Work instructions: Using the listing below, select the lines with the word "Parameters" and copy them.

=== Data ===

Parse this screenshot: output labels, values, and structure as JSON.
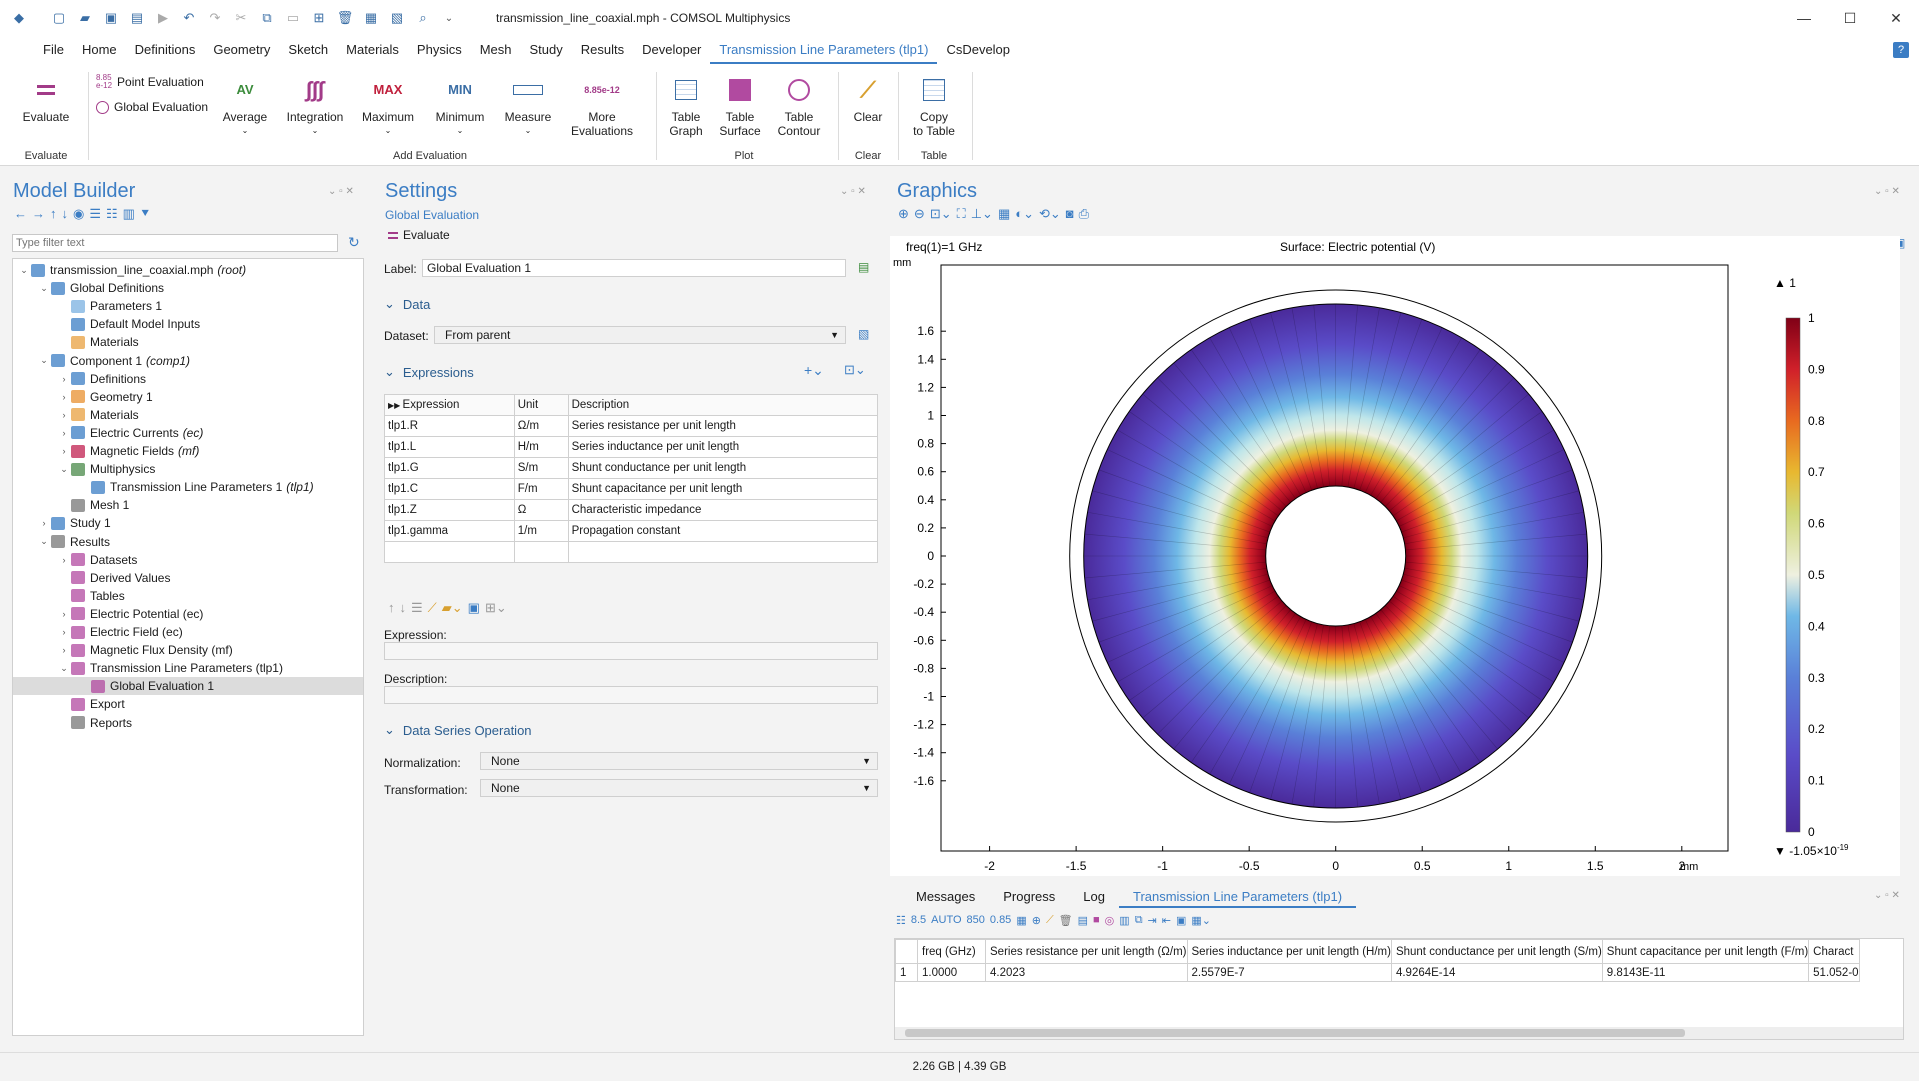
{
  "window": {
    "title": "transmission_line_coaxial.mph - COMSOL Multiphysics"
  },
  "menu": [
    "File",
    "Home",
    "Definitions",
    "Geometry",
    "Sketch",
    "Materials",
    "Physics",
    "Mesh",
    "Study",
    "Results",
    "Developer",
    "Transmission Line Parameters (tlp1)",
    "CsDevelop"
  ],
  "ribbon": {
    "evaluate": "Evaluate",
    "group_evaluate": "Evaluate",
    "point_eval": "Point Evaluation",
    "global_eval": "Global Evaluation",
    "average": "Average",
    "integration": "Integration",
    "maximum": "Maximum",
    "minimum": "Minimum",
    "measure": "Measure",
    "more1": "More",
    "more2": "Evaluations",
    "group_add": "Add Evaluation",
    "table_graph1": "Table",
    "table_graph2": "Graph",
    "table_surface1": "Table",
    "table_surface2": "Surface",
    "table_contour1": "Table",
    "table_contour2": "Contour",
    "group_plot": "Plot",
    "clear": "Clear",
    "group_clear": "Clear",
    "copy1": "Copy",
    "copy2": "to Table",
    "group_table": "Table",
    "av": "AV",
    "max": "MAX",
    "min": "MIN",
    "e885": "8.85",
    "e12": "e-12"
  },
  "model_builder": {
    "title": "Model Builder",
    "filter_placeholder": "Type filter text",
    "tree": [
      {
        "label": "transmission_line_coaxial.mph",
        "tag": "(root)"
      },
      {
        "label": "Global Definitions",
        "tag": ""
      },
      {
        "label": "Parameters 1",
        "tag": ""
      },
      {
        "label": "Default Model Inputs",
        "tag": ""
      },
      {
        "label": "Materials",
        "tag": ""
      },
      {
        "label": "Component 1",
        "tag": "(comp1)"
      },
      {
        "label": "Definitions",
        "tag": ""
      },
      {
        "label": "Geometry 1",
        "tag": ""
      },
      {
        "label": "Materials",
        "tag": ""
      },
      {
        "label": "Electric Currents",
        "tag": "(ec)"
      },
      {
        "label": "Magnetic Fields",
        "tag": "(mf)"
      },
      {
        "label": "Multiphysics",
        "tag": ""
      },
      {
        "label": "Transmission Line Parameters 1",
        "tag": "(tlp1)"
      },
      {
        "label": "Mesh 1",
        "tag": ""
      },
      {
        "label": "Study 1",
        "tag": ""
      },
      {
        "label": "Results",
        "tag": ""
      },
      {
        "label": "Datasets",
        "tag": ""
      },
      {
        "label": "Derived Values",
        "tag": ""
      },
      {
        "label": "Tables",
        "tag": ""
      },
      {
        "label": "Electric Potential (ec)",
        "tag": ""
      },
      {
        "label": "Electric Field (ec)",
        "tag": ""
      },
      {
        "label": "Magnetic Flux Density (mf)",
        "tag": ""
      },
      {
        "label": "Transmission Line Parameters (tlp1)",
        "tag": ""
      },
      {
        "label": "Global Evaluation 1",
        "tag": ""
      },
      {
        "label": "Export",
        "tag": ""
      },
      {
        "label": "Reports",
        "tag": ""
      }
    ]
  },
  "settings": {
    "title": "Settings",
    "subtitle": "Global Evaluation",
    "evaluate": "Evaluate",
    "label_label": "Label:",
    "label_value": "Global Evaluation 1",
    "data_section": "Data",
    "dataset_label": "Dataset:",
    "dataset_value": "From parent",
    "expr_section": "Expressions",
    "headers": [
      "Expression",
      "Unit",
      "Description"
    ],
    "rows": [
      [
        "tlp1.R",
        "Ω/m",
        "Series resistance per unit length"
      ],
      [
        "tlp1.L",
        "H/m",
        "Series inductance per unit length"
      ],
      [
        "tlp1.G",
        "S/m",
        "Shunt conductance per unit length"
      ],
      [
        "tlp1.C",
        "F/m",
        "Shunt capacitance per unit length"
      ],
      [
        "tlp1.Z",
        "Ω",
        "Characteristic impedance"
      ],
      [
        "tlp1.gamma",
        "1/m",
        "Propagation constant"
      ]
    ],
    "expression_label": "Expression:",
    "description_label": "Description:",
    "dso_section": "Data Series Operation",
    "normalization_label": "Normalization:",
    "normalization_value": "None",
    "transformation_label": "Transformation:",
    "transformation_value": "None"
  },
  "graphics": {
    "title": "Graphics",
    "freq": "freq(1)=1 GHz",
    "plot_title": "Surface: Electric potential (V)",
    "unit": "mm",
    "y_ticks": [
      "1.6",
      "1.4",
      "1.2",
      "1",
      "0.8",
      "0.6",
      "0.4",
      "0.2",
      "0",
      "-0.2",
      "-0.4",
      "-0.6",
      "-0.8",
      "-1",
      "-1.2",
      "-1.4",
      "-1.6"
    ],
    "x_ticks": [
      "-2",
      "-1.5",
      "-1",
      "-0.5",
      "0",
      "0.5",
      "1",
      "1.5",
      "2"
    ],
    "colorbar": [
      "1",
      "0.9",
      "0.8",
      "0.7",
      "0.6",
      "0.5",
      "0.4",
      "0.3",
      "0.2",
      "0.1",
      "0"
    ],
    "max_label": "1",
    "min_label": "-1.05×10",
    "min_exp": "-19"
  },
  "bottom": {
    "tabs": [
      "Messages",
      "Progress",
      "Log",
      "Transmission Line Parameters (tlp1)"
    ],
    "headers": [
      "",
      "freq (GHz)",
      "Series resistance per unit length (Ω/m)",
      "Series inductance per unit length (H/m)",
      "Shunt conductance per unit length (S/m)",
      "Shunt capacitance per unit length (F/m)",
      "Charact"
    ],
    "row": [
      "1",
      "1.0000",
      "4.2023",
      "2.5579E-7",
      "4.9264E-14",
      "9.8143E-11",
      "51.052-0"
    ]
  },
  "status": "2.26 GB | 4.39 GB"
}
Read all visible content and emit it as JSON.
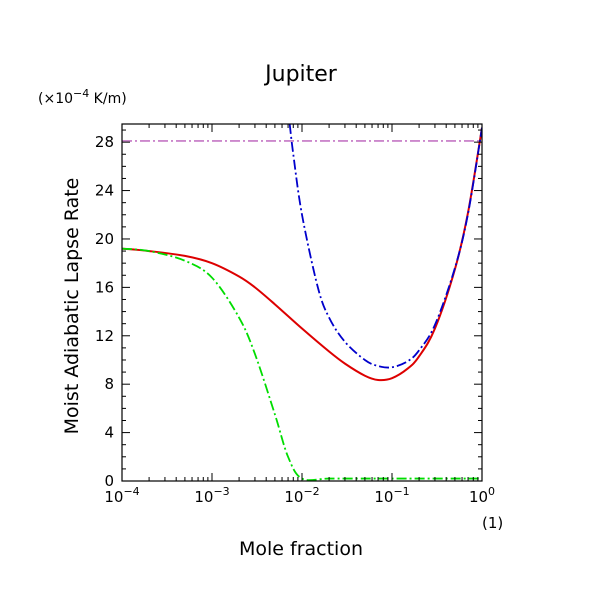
{
  "chart_data": {
    "type": "line",
    "title": "Jupiter",
    "xlabel": "Mole fraction",
    "ylabel": "Moist Adiabatic Lapse Rate",
    "x_unit": "(1)",
    "y_unit_prefix": "(×10",
    "y_unit_exp": "−4",
    "y_unit_suffix": " K/m)",
    "xscale": "log",
    "xlim": [
      0.0001,
      1
    ],
    "ylim": [
      0,
      29.5
    ],
    "y_ticks": [
      "0",
      "4",
      "8",
      "12",
      "16",
      "20",
      "24",
      "28"
    ],
    "x_ticks": [
      {
        "base": "10",
        "exp": "−4"
      },
      {
        "base": "10",
        "exp": "−3"
      },
      {
        "base": "10",
        "exp": "−2"
      },
      {
        "base": "10",
        "exp": "−1"
      },
      {
        "base": "10",
        "exp": "0"
      }
    ],
    "grid": false,
    "legend": false,
    "series": [
      {
        "color": "#dd0000",
        "style": "solid",
        "x": [
          0.0001,
          0.0002,
          0.0005,
          0.001,
          0.002,
          0.003,
          0.005,
          0.01,
          0.02,
          0.03,
          0.05,
          0.07,
          0.1,
          0.15,
          0.2,
          0.3,
          0.5,
          0.7,
          1.0
        ],
        "y": [
          19.2,
          19.0,
          18.6,
          18.0,
          16.9,
          16.0,
          14.6,
          12.6,
          10.7,
          9.7,
          8.7,
          8.35,
          8.5,
          9.3,
          10.3,
          12.6,
          17.5,
          22.2,
          29.2
        ]
      },
      {
        "color": "#0000cc",
        "style": "dashdot",
        "x": [
          0.0073,
          0.008,
          0.01,
          0.015,
          0.02,
          0.03,
          0.05,
          0.07,
          0.1,
          0.15,
          0.2,
          0.3,
          0.5,
          0.7,
          1.0
        ],
        "y": [
          29.5,
          27.0,
          22.0,
          16.0,
          13.5,
          11.5,
          10.0,
          9.5,
          9.4,
          9.9,
          10.8,
          12.9,
          17.6,
          22.1,
          29.2
        ]
      },
      {
        "color": "#00dd00",
        "style": "dashdot",
        "x": [
          0.0001,
          0.0002,
          0.0005,
          0.001,
          0.002,
          0.003,
          0.005,
          0.007,
          0.01,
          0.02,
          0.05,
          0.1,
          0.5,
          1.0
        ],
        "y": [
          19.2,
          19.0,
          18.2,
          16.8,
          13.5,
          10.5,
          5.5,
          2.0,
          0.2,
          0.2,
          0.2,
          0.2,
          0.2,
          0.2
        ]
      },
      {
        "color": "#cc88cc",
        "style": "dashdot",
        "x": [
          0.0001,
          1.0
        ],
        "y": [
          28.1,
          28.1
        ]
      }
    ]
  }
}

===

Complete answer:
    "Transmission Line Parameters (tlp1)",
        "label": "Parameters 1",
        "label": "Transmission Line Parameters 1",
        "label": "Transmission Line Parameters (tlp1)",
      "Transmission Line Parameters (tlp1)"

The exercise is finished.